#### [Input]
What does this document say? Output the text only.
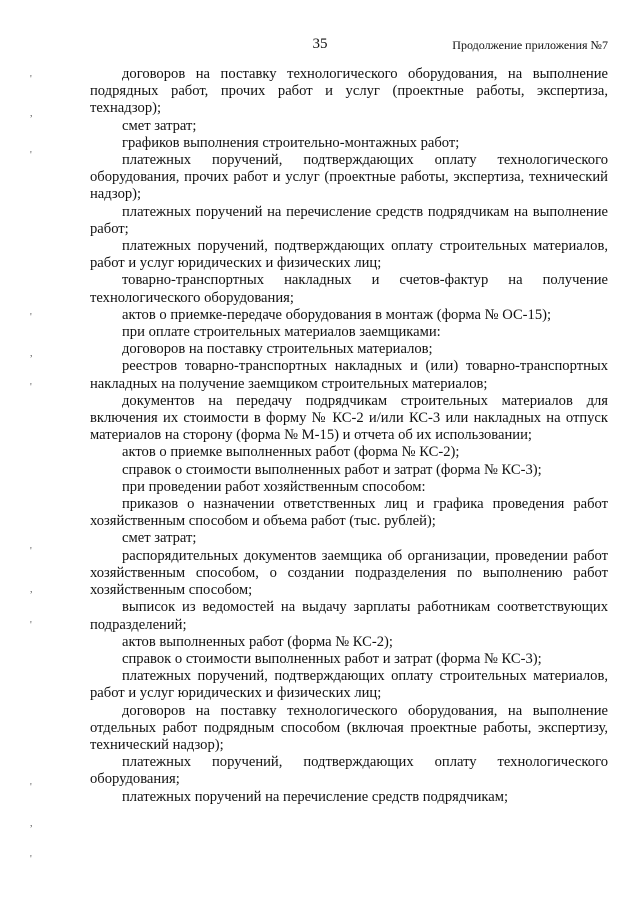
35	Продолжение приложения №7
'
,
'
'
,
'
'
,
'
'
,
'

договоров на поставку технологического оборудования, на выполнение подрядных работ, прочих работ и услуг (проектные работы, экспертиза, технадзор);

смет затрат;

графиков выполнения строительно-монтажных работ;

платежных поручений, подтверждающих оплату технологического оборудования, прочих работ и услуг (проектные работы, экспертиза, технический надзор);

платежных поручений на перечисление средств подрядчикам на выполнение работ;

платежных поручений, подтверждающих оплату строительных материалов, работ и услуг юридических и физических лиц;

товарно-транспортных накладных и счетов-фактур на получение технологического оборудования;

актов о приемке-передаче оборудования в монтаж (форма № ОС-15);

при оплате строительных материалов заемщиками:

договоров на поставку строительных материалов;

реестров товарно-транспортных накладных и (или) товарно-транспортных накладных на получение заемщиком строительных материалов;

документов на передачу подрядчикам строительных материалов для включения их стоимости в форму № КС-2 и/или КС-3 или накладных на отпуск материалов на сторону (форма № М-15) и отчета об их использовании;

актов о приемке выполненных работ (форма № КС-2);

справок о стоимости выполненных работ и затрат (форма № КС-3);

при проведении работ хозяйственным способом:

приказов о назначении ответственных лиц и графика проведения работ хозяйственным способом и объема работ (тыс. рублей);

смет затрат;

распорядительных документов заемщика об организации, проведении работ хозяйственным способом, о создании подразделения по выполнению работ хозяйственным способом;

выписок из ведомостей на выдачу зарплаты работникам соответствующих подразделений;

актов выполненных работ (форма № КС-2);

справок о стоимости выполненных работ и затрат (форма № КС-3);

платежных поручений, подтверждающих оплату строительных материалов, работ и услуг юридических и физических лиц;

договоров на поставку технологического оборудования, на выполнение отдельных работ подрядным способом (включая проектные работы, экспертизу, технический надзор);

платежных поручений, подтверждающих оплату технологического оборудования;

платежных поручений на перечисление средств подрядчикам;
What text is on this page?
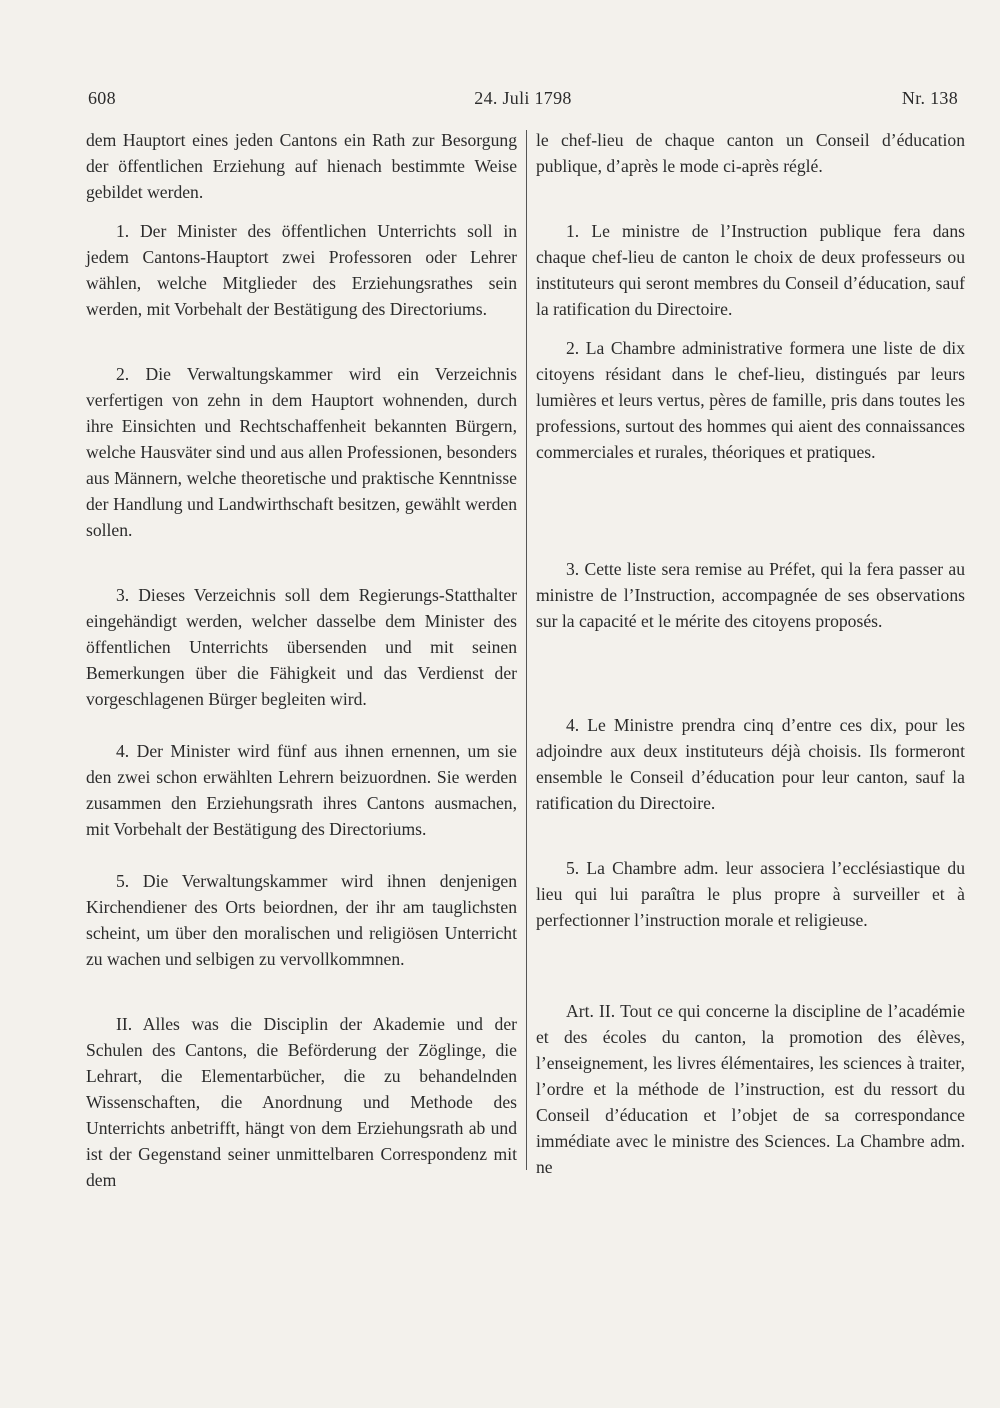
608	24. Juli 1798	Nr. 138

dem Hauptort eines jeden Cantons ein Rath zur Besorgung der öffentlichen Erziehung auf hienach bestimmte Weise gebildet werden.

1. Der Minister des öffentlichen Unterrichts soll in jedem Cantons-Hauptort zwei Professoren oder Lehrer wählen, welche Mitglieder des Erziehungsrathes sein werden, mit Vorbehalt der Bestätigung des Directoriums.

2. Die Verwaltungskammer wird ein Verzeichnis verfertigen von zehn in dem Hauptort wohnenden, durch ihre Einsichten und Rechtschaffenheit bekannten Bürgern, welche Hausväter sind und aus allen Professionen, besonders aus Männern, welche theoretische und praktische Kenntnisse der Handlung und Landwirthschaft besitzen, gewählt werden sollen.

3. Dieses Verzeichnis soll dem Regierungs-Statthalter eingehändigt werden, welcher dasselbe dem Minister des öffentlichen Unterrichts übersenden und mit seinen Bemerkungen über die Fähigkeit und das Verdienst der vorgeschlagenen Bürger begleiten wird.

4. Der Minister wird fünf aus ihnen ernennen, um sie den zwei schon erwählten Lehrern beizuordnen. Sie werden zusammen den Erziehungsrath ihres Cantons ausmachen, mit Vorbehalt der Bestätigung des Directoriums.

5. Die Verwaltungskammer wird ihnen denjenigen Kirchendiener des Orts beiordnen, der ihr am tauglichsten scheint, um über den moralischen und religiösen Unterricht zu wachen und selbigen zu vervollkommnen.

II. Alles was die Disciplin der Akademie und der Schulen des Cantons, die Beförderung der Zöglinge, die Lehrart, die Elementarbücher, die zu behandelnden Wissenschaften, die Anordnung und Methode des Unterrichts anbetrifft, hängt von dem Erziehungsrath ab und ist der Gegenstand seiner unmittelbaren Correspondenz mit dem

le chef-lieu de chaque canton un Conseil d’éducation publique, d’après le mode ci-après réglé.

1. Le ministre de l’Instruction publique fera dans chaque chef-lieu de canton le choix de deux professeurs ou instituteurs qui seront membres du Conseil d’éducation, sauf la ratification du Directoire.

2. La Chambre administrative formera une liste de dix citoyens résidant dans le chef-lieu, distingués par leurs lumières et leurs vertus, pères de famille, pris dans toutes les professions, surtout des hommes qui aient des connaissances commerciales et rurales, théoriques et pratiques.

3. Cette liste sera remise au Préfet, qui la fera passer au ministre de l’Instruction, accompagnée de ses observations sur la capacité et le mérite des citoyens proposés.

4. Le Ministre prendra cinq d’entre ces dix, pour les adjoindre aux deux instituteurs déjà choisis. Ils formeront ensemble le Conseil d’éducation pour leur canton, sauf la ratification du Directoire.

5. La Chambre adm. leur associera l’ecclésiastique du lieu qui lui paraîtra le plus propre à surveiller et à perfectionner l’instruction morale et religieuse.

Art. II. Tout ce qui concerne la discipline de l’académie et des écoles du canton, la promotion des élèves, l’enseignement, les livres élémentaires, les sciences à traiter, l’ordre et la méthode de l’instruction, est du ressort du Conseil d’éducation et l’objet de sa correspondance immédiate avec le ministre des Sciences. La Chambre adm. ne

#### [Request]
Write out every record above exactly as it stands, but leave out the pictures.

#### [Task solution]
What does this document say? Output the text only.
35	Продолжение приложения №7
'
,
'
'
,
'
'
,
'
'
,
'

договоров на поставку технологического оборудования, на выполнение подрядных работ, прочих работ и услуг (проектные работы, экспертиза, технадзор);

смет затрат;

графиков выполнения строительно-монтажных работ;

платежных поручений, подтверждающих оплату технологического оборудования, прочих работ и услуг (проектные работы, экспертиза, технический надзор);

платежных поручений на перечисление средств подрядчикам на выполнение работ;

платежных поручений, подтверждающих оплату строительных материалов, работ и услуг юридических и физических лиц;

товарно-транспортных накладных и счетов-фактур на получение технологического оборудования;

актов о приемке-передаче оборудования в монтаж (форма № ОС-15);

при оплате строительных материалов заемщиками:

договоров на поставку строительных материалов;

реестров товарно-транспортных накладных и (или) товарно-транспортных накладных на получение заемщиком строительных материалов;

документов на передачу подрядчикам строительных материалов для включения их стоимости в форму № КС-2 и/или КС-3 или накладных на отпуск материалов на сторону (форма № М-15) и отчета об их использовании;

актов о приемке выполненных работ (форма № КС-2);

справок о стоимости выполненных работ и затрат (форма № КС-3);

при проведении работ хозяйственным способом:

приказов о назначении ответственных лиц и графика проведения работ хозяйственным способом и объема работ (тыс. рублей);

смет затрат;

распорядительных документов заемщика об организации, проведении работ хозяйственным способом, о создании подразделения по выполнению работ хозяйственным способом;

выписок из ведомостей на выдачу зарплаты работникам соответствующих подразделений;

актов выполненных работ (форма № КС-2);

справок о стоимости выполненных работ и затрат (форма № КС-3);

платежных поручений, подтверждающих оплату строительных материалов, работ и услуг юридических и физических лиц;

договоров на поставку технологического оборудования, на выполнение отдельных работ подрядным способом (включая проектные работы, экспертизу, технический надзор);

платежных поручений, подтверждающих оплату технологического оборудования;

платежных поручений на перечисление средств подрядчикам;
What text is on this page?
608	24. Juli 1798	Nr. 138

dem Hauptort eines jeden Cantons ein Rath zur Besorgung der öffentlichen Erziehung auf hienach bestimmte Weise gebildet werden.

1. Der Minister des öffentlichen Unterrichts soll in jedem Cantons-Hauptort zwei Professoren oder Lehrer wählen, welche Mitglieder des Erziehungsrathes sein werden, mit Vorbehalt der Bestätigung des Directoriums.

2. Die Verwaltungskammer wird ein Verzeichnis verfertigen von zehn in dem Hauptort wohnenden, durch ihre Einsichten und Rechtschaffenheit bekannten Bürgern, welche Hausväter sind und aus allen Professionen, besonders aus Männern, welche theoretische und praktische Kenntnisse der Handlung und Landwirthschaft besitzen, gewählt werden sollen.

3. Dieses Verzeichnis soll dem Regierungs-Statthalter eingehändigt werden, welcher dasselbe dem Minister des öffentlichen Unterrichts übersenden und mit seinen Bemerkungen über die Fähigkeit und das Verdienst der vorgeschlagenen Bürger begleiten wird.

4. Der Minister wird fünf aus ihnen ernennen, um sie den zwei schon erwählten Lehrern beizuordnen. Sie werden zusammen den Erziehungsrath ihres Cantons ausmachen, mit Vorbehalt der Bestätigung des Directoriums.

5. Die Verwaltungskammer wird ihnen denjenigen Kirchendiener des Orts beiordnen, der ihr am tauglichsten scheint, um über den moralischen und religiösen Unterricht zu wachen und selbigen zu vervollkommnen.

II. Alles was die Disciplin der Akademie und der Schulen des Cantons, die Beförderung der Zöglinge, die Lehrart, die Elementarbücher, die zu behandelnden Wissenschaften, die Anordnung und Methode des Unterrichts anbetrifft, hängt von dem Erziehungsrath ab und ist der Gegenstand seiner unmittelbaren Correspondenz mit dem

le chef-lieu de chaque canton un Conseil d’éducation publique, d’après le mode ci-après réglé.

1. Le ministre de l’Instruction publique fera dans chaque chef-lieu de canton le choix de deux professeurs ou instituteurs qui seront membres du Conseil d’éducation, sauf la ratification du Directoire.

2. La Chambre administrative formera une liste de dix citoyens résidant dans le chef-lieu, distingués par leurs lumières et leurs vertus, pères de famille, pris dans toutes les professions, surtout des hommes qui aient des connaissances commerciales et rurales, théoriques et pratiques.

3. Cette liste sera remise au Préfet, qui la fera passer au ministre de l’Instruction, accompagnée de ses observations sur la capacité et le mérite des citoyens proposés.

4. Le Ministre prendra cinq d’entre ces dix, pour les adjoindre aux deux instituteurs déjà choisis. Ils formeront ensemble le Conseil d’éducation pour leur canton, sauf la ratification du Directoire.

5. La Chambre adm. leur associera l’ecclésiastique du lieu qui lui paraîtra le plus propre à surveiller et à perfectionner l’instruction morale et religieuse.

Art. II. Tout ce qui concerne la discipline de l’académie et des écoles du canton, la promotion des élèves, l’enseignement, les livres élémentaires, les sciences à traiter, l’ordre et la méthode de l’instruction, est du ressort du Conseil d’éducation et l’objet de sa correspondance immédiate avec le ministre des Sciences. La Chambre adm. ne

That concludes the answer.